What you need to do. Scan the entries below for the word "JSON". Copy each line that has it.

Entries shown.

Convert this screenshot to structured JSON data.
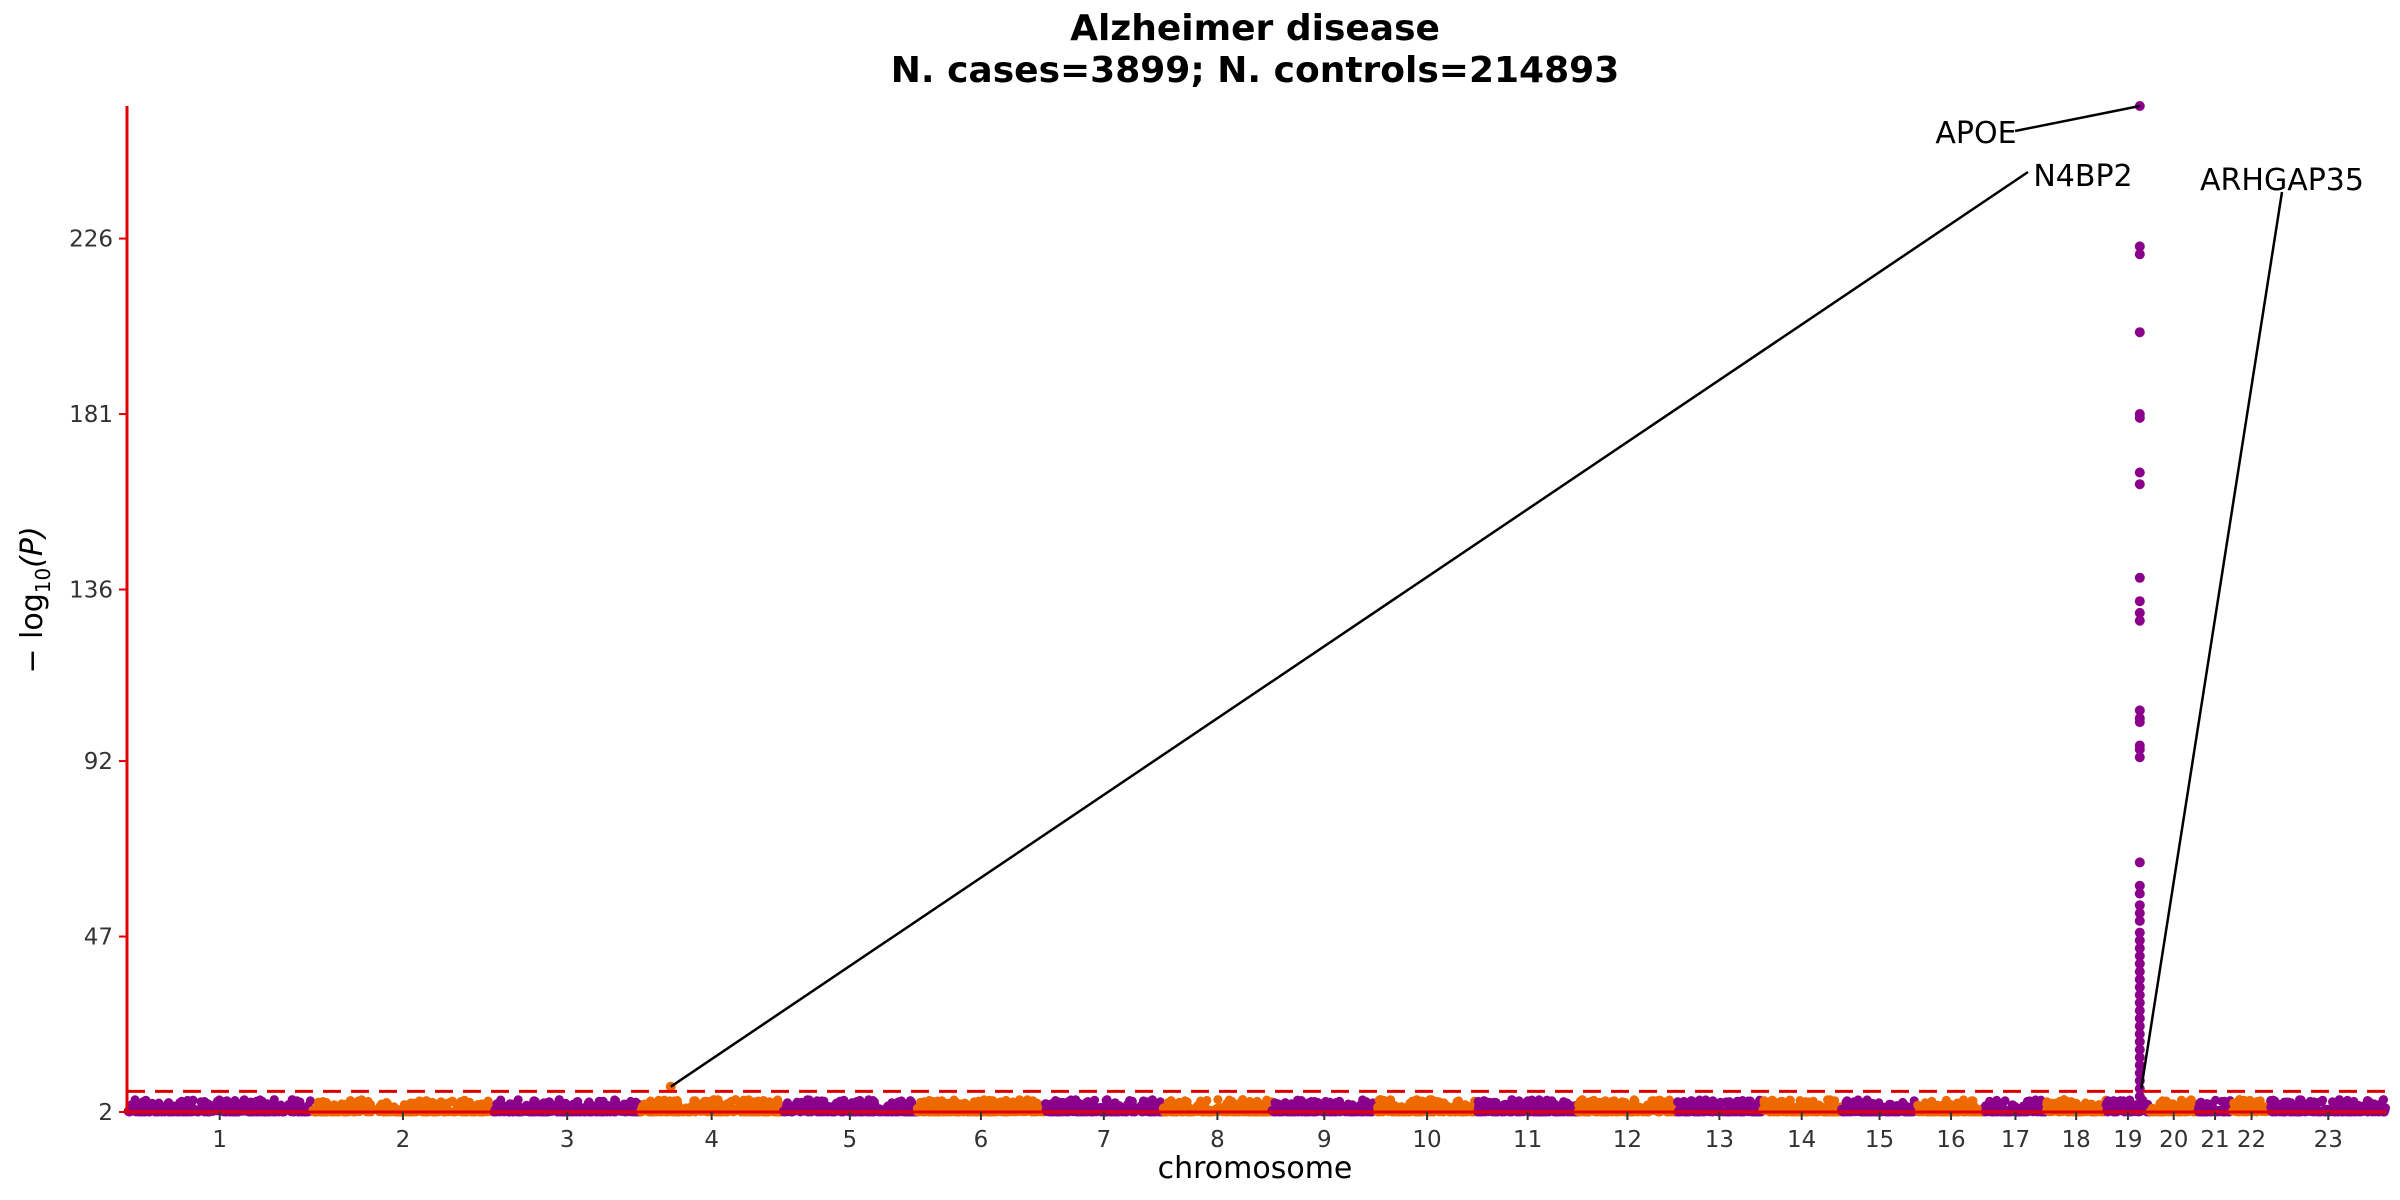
{
  "chart_data": {
    "type": "scatter",
    "title": "Alzheimer disease",
    "subtitle": "N. cases=3899; N. controls=214893",
    "xlabel": "chromosome",
    "ylabel_prefix": "− log",
    "ylabel_sub": "10",
    "ylabel_suffix": "(P)",
    "yticks": [
      2,
      47,
      92,
      136,
      181,
      226
    ],
    "ylim": [
      2,
      260
    ],
    "significance_threshold": 7.3,
    "chromosomes": [
      "1",
      "2",
      "3",
      "4",
      "5",
      "6",
      "7",
      "8",
      "9",
      "10",
      "11",
      "12",
      "13",
      "14",
      "15",
      "16",
      "17",
      "18",
      "19",
      "20",
      "21",
      "22",
      "23"
    ],
    "chromosome_sizes": [
      249,
      243,
      198,
      190,
      181,
      171,
      159,
      146,
      141,
      135,
      135,
      133,
      114,
      107,
      102,
      90,
      83,
      80,
      59,
      64,
      47,
      51,
      155
    ],
    "colors": {
      "odd": "#8B008B",
      "even": "#EE6A00",
      "axis": "#E00000",
      "threshold": "#E00000"
    },
    "peak_points": {
      "chromosome": "19",
      "position_mb": 45.4,
      "values": [
        260,
        224,
        222,
        202,
        181,
        180,
        166,
        163,
        139,
        133,
        130,
        128,
        105,
        103,
        102,
        96,
        95,
        93,
        66,
        60,
        58,
        55,
        53,
        51,
        48,
        46,
        44,
        42,
        40,
        38,
        36,
        34,
        32,
        30,
        28,
        26,
        24,
        22,
        20,
        18,
        16,
        14,
        12,
        10,
        8,
        6,
        4
      ]
    },
    "annotations": [
      {
        "label": "APOE",
        "chromosome": "19",
        "position_mb": 45.4,
        "value": 260
      },
      {
        "label": "N4BP2",
        "chromosome": "4",
        "position_mb": 40.1,
        "value": 8.5
      },
      {
        "label": "ARHGAP35",
        "chromosome": "19",
        "position_mb": 47.4,
        "value": 8
      }
    ]
  }
}
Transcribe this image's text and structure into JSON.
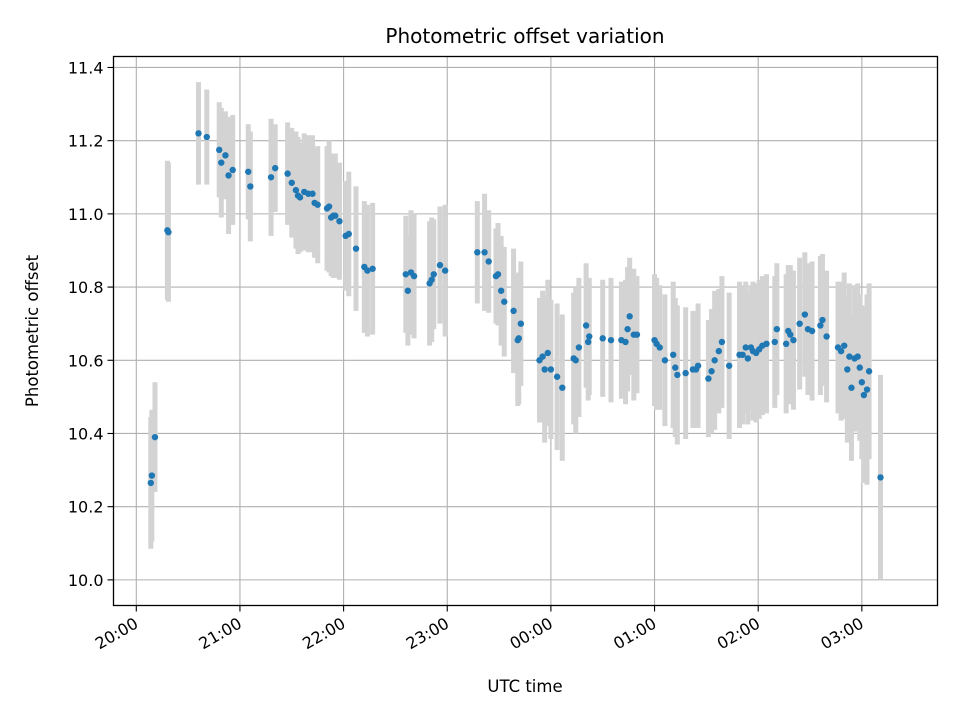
{
  "chart_data": {
    "type": "scatter",
    "title": "Photometric offset variation",
    "xlabel": "UTC time",
    "ylabel": "Photometric offset",
    "x_unit": "hours after 20:00 UTC",
    "xlim": [
      -0.22,
      7.73
    ],
    "ylim": [
      9.93,
      11.43
    ],
    "grid": true,
    "x_ticks": [
      {
        "value": 0,
        "label": "20:00"
      },
      {
        "value": 1,
        "label": "21:00"
      },
      {
        "value": 2,
        "label": "22:00"
      },
      {
        "value": 3,
        "label": "23:00"
      },
      {
        "value": 4,
        "label": "00:00"
      },
      {
        "value": 5,
        "label": "01:00"
      },
      {
        "value": 6,
        "label": "02:00"
      },
      {
        "value": 7,
        "label": "03:00"
      }
    ],
    "y_ticks": [
      {
        "value": 10.0,
        "label": "10.0"
      },
      {
        "value": 10.2,
        "label": "10.2"
      },
      {
        "value": 10.4,
        "label": "10.4"
      },
      {
        "value": 10.6,
        "label": "10.6"
      },
      {
        "value": 10.8,
        "label": "10.8"
      },
      {
        "value": 11.0,
        "label": "11.0"
      },
      {
        "value": 11.2,
        "label": "11.2"
      },
      {
        "value": 11.4,
        "label": "11.4"
      }
    ],
    "marker_color": "#1f77b4",
    "errorbar_color": "#d3d3d3",
    "points": [
      [
        0.14,
        10.265,
        0.18
      ],
      [
        0.15,
        10.285,
        0.18
      ],
      [
        0.18,
        10.39,
        0.15
      ],
      [
        0.3,
        10.955,
        0.19
      ],
      [
        0.31,
        10.95,
        0.19
      ],
      [
        0.6,
        11.22,
        0.14
      ],
      [
        0.68,
        11.21,
        0.13
      ],
      [
        0.8,
        11.175,
        0.13
      ],
      [
        0.82,
        11.14,
        0.15
      ],
      [
        0.86,
        11.16,
        0.12
      ],
      [
        0.89,
        11.105,
        0.16
      ],
      [
        0.93,
        11.12,
        0.15
      ],
      [
        1.08,
        11.115,
        0.13
      ],
      [
        1.1,
        11.075,
        0.15
      ],
      [
        1.3,
        11.1,
        0.16
      ],
      [
        1.34,
        11.125,
        0.12
      ],
      [
        1.46,
        11.11,
        0.14
      ],
      [
        1.5,
        11.085,
        0.15
      ],
      [
        1.54,
        11.065,
        0.16
      ],
      [
        1.56,
        11.05,
        0.16
      ],
      [
        1.58,
        11.045,
        0.15
      ],
      [
        1.62,
        11.06,
        0.16
      ],
      [
        1.66,
        11.055,
        0.16
      ],
      [
        1.7,
        11.055,
        0.16
      ],
      [
        1.72,
        11.03,
        0.15
      ],
      [
        1.75,
        11.025,
        0.16
      ],
      [
        1.84,
        11.015,
        0.17
      ],
      [
        1.86,
        11.02,
        0.18
      ],
      [
        1.88,
        10.99,
        0.16
      ],
      [
        1.9,
        10.995,
        0.17
      ],
      [
        1.92,
        10.995,
        0.17
      ],
      [
        1.96,
        10.98,
        0.16
      ],
      [
        2.02,
        10.94,
        0.15
      ],
      [
        2.05,
        10.945,
        0.17
      ],
      [
        2.12,
        10.905,
        0.17
      ],
      [
        2.2,
        10.855,
        0.18
      ],
      [
        2.23,
        10.845,
        0.18
      ],
      [
        2.28,
        10.85,
        0.18
      ],
      [
        2.6,
        10.835,
        0.16
      ],
      [
        2.62,
        10.79,
        0.15
      ],
      [
        2.65,
        10.84,
        0.17
      ],
      [
        2.68,
        10.83,
        0.17
      ],
      [
        2.83,
        10.81,
        0.17
      ],
      [
        2.85,
        10.82,
        0.17
      ],
      [
        2.87,
        10.835,
        0.15
      ],
      [
        2.93,
        10.86,
        0.16
      ],
      [
        2.98,
        10.845,
        0.18
      ],
      [
        3.29,
        10.895,
        0.14
      ],
      [
        3.36,
        10.895,
        0.16
      ],
      [
        3.4,
        10.87,
        0.14
      ],
      [
        3.47,
        10.83,
        0.13
      ],
      [
        3.49,
        10.835,
        0.14
      ],
      [
        3.52,
        10.79,
        0.15
      ],
      [
        3.55,
        10.76,
        0.15
      ],
      [
        3.64,
        10.735,
        0.17
      ],
      [
        3.68,
        10.655,
        0.18
      ],
      [
        3.69,
        10.66,
        0.18
      ],
      [
        3.71,
        10.7,
        0.17
      ],
      [
        3.89,
        10.6,
        0.17
      ],
      [
        3.92,
        10.61,
        0.18
      ],
      [
        3.94,
        10.575,
        0.2
      ],
      [
        3.97,
        10.62,
        0.2
      ],
      [
        4.0,
        10.575,
        0.19
      ],
      [
        4.06,
        10.555,
        0.2
      ],
      [
        4.11,
        10.525,
        0.2
      ],
      [
        4.22,
        10.605,
        0.18
      ],
      [
        4.24,
        10.6,
        0.2
      ],
      [
        4.27,
        10.635,
        0.19
      ],
      [
        4.34,
        10.695,
        0.17
      ],
      [
        4.36,
        10.65,
        0.16
      ],
      [
        4.37,
        10.665,
        0.16
      ],
      [
        4.5,
        10.66,
        0.16
      ],
      [
        4.58,
        10.655,
        0.17
      ],
      [
        4.68,
        10.655,
        0.16
      ],
      [
        4.72,
        10.65,
        0.17
      ],
      [
        4.74,
        10.685,
        0.17
      ],
      [
        4.76,
        10.72,
        0.16
      ],
      [
        4.8,
        10.67,
        0.18
      ],
      [
        4.83,
        10.67,
        0.16
      ],
      [
        5.0,
        10.655,
        0.18
      ],
      [
        5.02,
        10.645,
        0.18
      ],
      [
        5.05,
        10.635,
        0.17
      ],
      [
        5.1,
        10.6,
        0.18
      ],
      [
        5.18,
        10.615,
        0.2
      ],
      [
        5.2,
        10.58,
        0.19
      ],
      [
        5.22,
        10.56,
        0.19
      ],
      [
        5.3,
        10.565,
        0.18
      ],
      [
        5.37,
        10.575,
        0.16
      ],
      [
        5.4,
        10.575,
        0.16
      ],
      [
        5.42,
        10.585,
        0.17
      ],
      [
        5.52,
        10.55,
        0.16
      ],
      [
        5.55,
        10.57,
        0.17
      ],
      [
        5.58,
        10.6,
        0.19
      ],
      [
        5.62,
        10.625,
        0.17
      ],
      [
        5.65,
        10.65,
        0.18
      ],
      [
        5.72,
        10.585,
        0.2
      ],
      [
        5.82,
        10.615,
        0.2
      ],
      [
        5.85,
        10.615,
        0.19
      ],
      [
        5.88,
        10.635,
        0.18
      ],
      [
        5.9,
        10.605,
        0.18
      ],
      [
        5.93,
        10.635,
        0.17
      ],
      [
        5.95,
        10.625,
        0.19
      ],
      [
        5.98,
        10.62,
        0.19
      ],
      [
        6.01,
        10.63,
        0.19
      ],
      [
        6.04,
        10.64,
        0.19
      ],
      [
        6.08,
        10.645,
        0.19
      ],
      [
        6.16,
        10.65,
        0.18
      ],
      [
        6.18,
        10.685,
        0.18
      ],
      [
        6.27,
        10.645,
        0.19
      ],
      [
        6.29,
        10.68,
        0.18
      ],
      [
        6.31,
        10.67,
        0.19
      ],
      [
        6.34,
        10.655,
        0.19
      ],
      [
        6.4,
        10.7,
        0.18
      ],
      [
        6.45,
        10.725,
        0.17
      ],
      [
        6.48,
        10.685,
        0.18
      ],
      [
        6.52,
        10.68,
        0.19
      ],
      [
        6.6,
        10.695,
        0.19
      ],
      [
        6.62,
        10.71,
        0.18
      ],
      [
        6.66,
        10.665,
        0.18
      ],
      [
        6.77,
        10.635,
        0.18
      ],
      [
        6.8,
        10.625,
        0.19
      ],
      [
        6.83,
        10.64,
        0.2
      ],
      [
        6.86,
        10.575,
        0.2
      ],
      [
        6.88,
        10.61,
        0.2
      ],
      [
        6.9,
        10.525,
        0.2
      ],
      [
        6.93,
        10.605,
        0.2
      ],
      [
        6.96,
        10.61,
        0.2
      ],
      [
        6.98,
        10.58,
        0.2
      ],
      [
        7.0,
        10.54,
        0.21
      ],
      [
        7.02,
        10.505,
        0.24
      ],
      [
        7.05,
        10.52,
        0.26
      ],
      [
        7.07,
        10.57,
        0.24
      ],
      [
        7.18,
        10.28,
        0.28
      ]
    ]
  }
}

Written reply.
Convert this screenshot to structured JSON data.
Transcribe this image's text and structure into JSON.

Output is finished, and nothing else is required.